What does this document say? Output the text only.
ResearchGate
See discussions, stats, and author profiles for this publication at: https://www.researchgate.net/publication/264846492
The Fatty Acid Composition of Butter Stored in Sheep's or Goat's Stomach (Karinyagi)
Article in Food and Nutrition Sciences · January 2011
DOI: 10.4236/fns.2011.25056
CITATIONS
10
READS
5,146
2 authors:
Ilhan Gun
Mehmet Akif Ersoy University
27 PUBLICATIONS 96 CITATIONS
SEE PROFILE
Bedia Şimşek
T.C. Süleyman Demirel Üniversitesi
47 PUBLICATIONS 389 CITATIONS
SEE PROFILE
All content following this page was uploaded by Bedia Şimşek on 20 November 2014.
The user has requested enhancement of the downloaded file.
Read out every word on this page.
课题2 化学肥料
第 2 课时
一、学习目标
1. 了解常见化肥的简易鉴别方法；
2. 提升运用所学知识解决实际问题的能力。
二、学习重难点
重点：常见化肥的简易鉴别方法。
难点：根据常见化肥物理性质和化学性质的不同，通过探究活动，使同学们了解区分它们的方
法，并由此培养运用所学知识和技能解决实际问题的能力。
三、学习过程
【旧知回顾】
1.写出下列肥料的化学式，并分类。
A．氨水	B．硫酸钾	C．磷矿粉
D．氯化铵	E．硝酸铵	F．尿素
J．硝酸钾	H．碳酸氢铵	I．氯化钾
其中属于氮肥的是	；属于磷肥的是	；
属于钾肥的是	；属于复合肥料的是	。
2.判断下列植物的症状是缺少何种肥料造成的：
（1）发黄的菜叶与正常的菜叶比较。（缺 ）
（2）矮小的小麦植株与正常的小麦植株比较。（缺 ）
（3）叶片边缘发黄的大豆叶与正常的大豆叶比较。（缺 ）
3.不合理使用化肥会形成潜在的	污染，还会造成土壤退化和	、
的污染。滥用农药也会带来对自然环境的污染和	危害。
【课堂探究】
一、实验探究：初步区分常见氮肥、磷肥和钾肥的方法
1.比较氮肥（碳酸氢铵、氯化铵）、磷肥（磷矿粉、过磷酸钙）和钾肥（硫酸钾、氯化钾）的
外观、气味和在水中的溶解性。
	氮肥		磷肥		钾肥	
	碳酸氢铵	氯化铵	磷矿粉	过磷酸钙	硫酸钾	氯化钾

══════

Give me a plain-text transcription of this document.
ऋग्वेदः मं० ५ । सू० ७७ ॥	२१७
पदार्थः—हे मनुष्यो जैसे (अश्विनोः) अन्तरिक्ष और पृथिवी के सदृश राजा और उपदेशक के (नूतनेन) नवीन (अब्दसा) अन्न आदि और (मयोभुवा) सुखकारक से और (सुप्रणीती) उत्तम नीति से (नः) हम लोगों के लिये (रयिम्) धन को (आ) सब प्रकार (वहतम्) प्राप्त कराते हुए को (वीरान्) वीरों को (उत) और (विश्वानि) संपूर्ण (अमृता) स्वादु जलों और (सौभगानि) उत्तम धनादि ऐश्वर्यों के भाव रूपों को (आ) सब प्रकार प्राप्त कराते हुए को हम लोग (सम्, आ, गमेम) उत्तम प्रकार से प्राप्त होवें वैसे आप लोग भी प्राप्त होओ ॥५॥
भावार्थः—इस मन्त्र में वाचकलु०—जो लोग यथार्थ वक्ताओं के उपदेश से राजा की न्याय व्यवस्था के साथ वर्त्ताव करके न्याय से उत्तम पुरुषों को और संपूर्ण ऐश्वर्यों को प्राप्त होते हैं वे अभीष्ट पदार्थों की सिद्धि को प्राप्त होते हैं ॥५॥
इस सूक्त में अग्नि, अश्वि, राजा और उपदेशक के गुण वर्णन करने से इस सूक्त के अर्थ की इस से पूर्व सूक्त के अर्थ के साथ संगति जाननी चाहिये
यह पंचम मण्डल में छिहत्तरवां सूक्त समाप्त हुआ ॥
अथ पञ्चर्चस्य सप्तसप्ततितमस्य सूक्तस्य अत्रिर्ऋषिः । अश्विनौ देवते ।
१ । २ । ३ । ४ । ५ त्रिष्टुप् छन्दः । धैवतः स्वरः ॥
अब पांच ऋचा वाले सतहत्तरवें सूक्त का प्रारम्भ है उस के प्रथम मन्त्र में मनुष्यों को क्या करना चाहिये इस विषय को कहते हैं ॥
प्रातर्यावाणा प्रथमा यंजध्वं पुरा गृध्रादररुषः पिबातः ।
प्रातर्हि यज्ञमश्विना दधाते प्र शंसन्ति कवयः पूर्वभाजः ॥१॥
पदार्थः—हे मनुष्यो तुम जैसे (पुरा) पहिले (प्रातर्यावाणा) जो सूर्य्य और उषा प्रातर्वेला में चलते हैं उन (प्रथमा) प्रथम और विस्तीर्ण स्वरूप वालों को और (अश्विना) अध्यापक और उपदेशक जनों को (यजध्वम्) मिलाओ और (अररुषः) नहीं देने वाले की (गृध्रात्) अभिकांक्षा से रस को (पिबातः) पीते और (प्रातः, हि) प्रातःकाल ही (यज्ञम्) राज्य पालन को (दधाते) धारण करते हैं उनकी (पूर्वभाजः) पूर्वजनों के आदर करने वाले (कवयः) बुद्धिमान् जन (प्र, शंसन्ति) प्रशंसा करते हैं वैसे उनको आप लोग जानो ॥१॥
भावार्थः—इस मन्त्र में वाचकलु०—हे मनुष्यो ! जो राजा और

══════

**WHAT YOU NEED TO DO**
Scan the listing above for the word "Bedia" and copy every line that holds it.

**COMPLETED TASK**
Bedia Şimşek
All content following this page was uploaded by Bedia Şimşek on 20 November 2014.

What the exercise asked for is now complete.